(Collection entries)
— BEGIN —

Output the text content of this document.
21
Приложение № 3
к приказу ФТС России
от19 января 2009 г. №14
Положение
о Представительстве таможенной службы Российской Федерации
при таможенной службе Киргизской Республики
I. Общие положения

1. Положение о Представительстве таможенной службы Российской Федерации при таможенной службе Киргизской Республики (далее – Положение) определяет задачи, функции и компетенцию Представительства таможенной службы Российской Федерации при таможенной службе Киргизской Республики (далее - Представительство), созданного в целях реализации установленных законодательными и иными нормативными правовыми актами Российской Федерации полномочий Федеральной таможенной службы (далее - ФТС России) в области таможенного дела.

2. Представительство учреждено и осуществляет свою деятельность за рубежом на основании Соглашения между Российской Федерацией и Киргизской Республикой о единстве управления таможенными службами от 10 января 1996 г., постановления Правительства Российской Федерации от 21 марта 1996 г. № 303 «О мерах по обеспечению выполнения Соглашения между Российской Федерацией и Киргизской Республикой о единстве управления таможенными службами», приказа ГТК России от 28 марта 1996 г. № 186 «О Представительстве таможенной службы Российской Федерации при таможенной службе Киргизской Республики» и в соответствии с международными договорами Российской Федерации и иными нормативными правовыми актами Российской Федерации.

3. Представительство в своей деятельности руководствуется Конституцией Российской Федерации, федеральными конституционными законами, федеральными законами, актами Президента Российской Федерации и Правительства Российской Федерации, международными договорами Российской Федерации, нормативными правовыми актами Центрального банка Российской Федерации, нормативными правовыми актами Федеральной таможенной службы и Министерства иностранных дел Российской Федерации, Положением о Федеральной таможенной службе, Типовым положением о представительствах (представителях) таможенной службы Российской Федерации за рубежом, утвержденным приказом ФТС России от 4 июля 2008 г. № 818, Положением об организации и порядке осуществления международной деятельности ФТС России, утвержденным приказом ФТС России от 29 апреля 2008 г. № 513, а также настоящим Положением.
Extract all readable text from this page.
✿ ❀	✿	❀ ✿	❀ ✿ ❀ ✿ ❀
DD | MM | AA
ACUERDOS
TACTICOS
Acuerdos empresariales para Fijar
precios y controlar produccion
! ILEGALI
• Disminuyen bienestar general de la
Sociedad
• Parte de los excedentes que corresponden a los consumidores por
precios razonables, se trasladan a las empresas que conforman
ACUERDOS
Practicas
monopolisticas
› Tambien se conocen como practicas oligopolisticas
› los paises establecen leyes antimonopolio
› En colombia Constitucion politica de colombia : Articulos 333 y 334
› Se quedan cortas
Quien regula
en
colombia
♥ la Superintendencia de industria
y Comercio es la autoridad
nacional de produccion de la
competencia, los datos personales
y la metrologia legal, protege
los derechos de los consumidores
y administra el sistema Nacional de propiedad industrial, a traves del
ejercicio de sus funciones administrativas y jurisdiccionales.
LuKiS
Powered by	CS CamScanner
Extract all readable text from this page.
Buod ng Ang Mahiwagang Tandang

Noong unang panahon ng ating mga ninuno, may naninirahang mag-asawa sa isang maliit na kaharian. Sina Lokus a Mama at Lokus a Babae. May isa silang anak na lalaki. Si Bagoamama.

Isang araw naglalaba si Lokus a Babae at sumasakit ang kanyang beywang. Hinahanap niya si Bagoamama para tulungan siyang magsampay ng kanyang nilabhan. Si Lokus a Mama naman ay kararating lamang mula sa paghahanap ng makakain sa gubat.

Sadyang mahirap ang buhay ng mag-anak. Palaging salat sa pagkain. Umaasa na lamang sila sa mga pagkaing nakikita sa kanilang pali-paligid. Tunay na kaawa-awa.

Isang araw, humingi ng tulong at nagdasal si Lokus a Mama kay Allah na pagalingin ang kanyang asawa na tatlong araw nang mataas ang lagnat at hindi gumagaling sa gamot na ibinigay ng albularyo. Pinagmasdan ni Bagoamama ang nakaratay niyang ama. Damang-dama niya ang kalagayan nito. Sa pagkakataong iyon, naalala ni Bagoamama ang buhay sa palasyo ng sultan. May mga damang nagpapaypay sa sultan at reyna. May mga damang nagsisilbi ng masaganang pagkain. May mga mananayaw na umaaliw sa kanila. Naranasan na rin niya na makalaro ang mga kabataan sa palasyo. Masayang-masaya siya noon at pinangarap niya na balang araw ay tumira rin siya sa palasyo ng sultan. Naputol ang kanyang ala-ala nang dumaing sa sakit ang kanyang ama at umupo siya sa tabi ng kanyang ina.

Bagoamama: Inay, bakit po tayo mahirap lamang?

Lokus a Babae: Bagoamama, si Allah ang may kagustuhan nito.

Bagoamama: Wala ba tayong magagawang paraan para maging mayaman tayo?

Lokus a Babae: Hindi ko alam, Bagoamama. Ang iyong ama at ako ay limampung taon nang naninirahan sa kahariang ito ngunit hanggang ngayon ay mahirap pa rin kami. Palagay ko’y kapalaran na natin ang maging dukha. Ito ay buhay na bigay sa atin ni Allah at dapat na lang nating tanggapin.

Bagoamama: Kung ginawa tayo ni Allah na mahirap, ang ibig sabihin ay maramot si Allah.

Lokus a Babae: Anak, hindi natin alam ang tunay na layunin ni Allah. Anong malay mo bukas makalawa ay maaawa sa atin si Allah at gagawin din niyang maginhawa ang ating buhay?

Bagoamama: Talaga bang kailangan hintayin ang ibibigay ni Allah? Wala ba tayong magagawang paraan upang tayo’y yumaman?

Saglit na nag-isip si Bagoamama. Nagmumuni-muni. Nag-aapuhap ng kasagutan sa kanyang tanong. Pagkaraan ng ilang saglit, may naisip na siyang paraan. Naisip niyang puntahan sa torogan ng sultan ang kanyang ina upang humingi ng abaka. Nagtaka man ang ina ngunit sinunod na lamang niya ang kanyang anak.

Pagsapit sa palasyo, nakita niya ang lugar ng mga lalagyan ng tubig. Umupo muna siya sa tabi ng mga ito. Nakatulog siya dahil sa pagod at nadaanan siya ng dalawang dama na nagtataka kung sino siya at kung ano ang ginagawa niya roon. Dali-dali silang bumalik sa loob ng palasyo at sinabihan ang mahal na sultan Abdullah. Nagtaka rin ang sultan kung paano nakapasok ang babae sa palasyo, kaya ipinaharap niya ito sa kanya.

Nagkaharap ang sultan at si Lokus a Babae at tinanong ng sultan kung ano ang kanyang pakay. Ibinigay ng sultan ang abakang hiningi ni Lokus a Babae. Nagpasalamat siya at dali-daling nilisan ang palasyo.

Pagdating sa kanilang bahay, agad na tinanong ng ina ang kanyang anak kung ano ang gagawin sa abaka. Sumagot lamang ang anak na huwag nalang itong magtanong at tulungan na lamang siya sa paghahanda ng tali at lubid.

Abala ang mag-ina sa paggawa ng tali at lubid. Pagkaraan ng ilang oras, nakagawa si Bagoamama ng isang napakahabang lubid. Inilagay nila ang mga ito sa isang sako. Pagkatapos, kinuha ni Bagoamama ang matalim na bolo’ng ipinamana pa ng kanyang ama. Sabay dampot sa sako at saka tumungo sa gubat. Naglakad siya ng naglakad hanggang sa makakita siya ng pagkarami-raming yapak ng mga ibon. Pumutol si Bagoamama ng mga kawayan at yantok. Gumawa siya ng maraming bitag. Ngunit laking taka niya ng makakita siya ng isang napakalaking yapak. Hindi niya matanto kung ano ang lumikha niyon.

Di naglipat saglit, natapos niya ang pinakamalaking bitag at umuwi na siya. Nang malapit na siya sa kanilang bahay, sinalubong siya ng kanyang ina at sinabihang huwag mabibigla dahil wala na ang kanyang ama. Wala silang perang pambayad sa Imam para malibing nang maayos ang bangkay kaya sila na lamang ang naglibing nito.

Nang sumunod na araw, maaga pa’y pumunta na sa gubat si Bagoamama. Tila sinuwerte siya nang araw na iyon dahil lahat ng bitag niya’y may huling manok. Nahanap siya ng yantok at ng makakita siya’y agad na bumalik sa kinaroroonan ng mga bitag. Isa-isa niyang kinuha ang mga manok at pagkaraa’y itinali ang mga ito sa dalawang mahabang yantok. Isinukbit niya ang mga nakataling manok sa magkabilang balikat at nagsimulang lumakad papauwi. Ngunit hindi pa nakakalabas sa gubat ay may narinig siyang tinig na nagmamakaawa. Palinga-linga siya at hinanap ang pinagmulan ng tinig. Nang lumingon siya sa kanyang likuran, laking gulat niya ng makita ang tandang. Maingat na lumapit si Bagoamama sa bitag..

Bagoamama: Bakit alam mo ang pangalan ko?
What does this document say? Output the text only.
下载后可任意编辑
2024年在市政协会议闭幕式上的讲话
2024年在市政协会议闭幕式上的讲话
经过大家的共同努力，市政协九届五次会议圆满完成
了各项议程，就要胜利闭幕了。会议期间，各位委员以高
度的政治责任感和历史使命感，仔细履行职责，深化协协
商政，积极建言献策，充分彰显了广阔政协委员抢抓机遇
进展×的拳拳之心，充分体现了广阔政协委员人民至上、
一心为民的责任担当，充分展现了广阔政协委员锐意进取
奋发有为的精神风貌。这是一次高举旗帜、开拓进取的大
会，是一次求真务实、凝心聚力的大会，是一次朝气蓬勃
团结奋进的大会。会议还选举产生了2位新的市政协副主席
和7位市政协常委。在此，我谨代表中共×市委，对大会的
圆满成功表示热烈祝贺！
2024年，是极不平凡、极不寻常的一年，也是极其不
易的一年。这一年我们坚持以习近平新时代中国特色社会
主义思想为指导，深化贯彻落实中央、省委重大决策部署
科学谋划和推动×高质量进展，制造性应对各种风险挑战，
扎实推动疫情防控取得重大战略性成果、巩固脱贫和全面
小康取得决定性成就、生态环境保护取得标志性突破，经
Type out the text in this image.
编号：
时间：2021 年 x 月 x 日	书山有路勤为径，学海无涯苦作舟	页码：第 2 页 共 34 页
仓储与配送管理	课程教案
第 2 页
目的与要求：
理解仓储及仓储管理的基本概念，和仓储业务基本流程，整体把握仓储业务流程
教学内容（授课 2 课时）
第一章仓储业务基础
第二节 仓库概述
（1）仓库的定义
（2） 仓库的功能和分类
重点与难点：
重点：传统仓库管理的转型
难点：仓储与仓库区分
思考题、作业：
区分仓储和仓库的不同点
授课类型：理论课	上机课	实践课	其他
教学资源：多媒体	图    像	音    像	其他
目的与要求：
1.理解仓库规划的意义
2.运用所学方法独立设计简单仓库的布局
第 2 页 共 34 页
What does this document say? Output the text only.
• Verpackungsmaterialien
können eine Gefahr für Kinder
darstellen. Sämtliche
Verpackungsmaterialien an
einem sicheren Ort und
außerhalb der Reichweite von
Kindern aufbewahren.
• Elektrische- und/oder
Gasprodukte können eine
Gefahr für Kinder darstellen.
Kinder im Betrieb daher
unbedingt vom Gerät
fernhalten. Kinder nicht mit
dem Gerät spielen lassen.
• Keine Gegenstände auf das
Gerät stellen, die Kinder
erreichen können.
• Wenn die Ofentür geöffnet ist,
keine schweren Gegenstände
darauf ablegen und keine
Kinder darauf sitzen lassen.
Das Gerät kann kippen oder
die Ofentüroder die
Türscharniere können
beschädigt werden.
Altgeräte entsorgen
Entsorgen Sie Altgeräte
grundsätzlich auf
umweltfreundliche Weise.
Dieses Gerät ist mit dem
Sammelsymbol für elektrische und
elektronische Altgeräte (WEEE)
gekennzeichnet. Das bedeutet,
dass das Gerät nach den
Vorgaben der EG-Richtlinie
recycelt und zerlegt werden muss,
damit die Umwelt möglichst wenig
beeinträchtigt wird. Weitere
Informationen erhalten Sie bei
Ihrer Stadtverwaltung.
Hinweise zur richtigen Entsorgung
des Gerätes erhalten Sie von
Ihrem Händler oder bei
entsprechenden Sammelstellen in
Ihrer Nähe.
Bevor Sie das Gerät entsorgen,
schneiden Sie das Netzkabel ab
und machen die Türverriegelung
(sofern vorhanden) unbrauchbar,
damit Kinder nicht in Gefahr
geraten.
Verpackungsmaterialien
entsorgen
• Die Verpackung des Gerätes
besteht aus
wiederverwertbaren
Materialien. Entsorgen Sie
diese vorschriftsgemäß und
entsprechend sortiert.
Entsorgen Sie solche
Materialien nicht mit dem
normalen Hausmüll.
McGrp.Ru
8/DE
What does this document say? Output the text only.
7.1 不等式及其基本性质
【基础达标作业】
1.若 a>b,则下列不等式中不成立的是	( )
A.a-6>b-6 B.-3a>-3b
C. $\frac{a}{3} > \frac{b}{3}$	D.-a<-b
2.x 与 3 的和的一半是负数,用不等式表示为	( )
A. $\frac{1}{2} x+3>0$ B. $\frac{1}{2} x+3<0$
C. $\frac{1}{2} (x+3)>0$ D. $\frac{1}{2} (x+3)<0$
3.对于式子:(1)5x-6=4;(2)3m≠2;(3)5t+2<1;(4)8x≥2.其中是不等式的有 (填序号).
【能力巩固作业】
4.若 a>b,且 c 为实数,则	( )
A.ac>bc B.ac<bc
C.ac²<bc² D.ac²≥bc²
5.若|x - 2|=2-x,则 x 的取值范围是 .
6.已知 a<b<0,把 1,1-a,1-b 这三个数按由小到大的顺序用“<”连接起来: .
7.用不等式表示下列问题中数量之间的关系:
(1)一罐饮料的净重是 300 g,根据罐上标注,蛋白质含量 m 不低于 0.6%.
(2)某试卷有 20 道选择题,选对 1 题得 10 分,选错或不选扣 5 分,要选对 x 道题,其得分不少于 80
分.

— END —

* _Problem to work on_: Work out the number of lines in this listing that include the word "Wala". Reply with that number only.

* _Expected output_: 3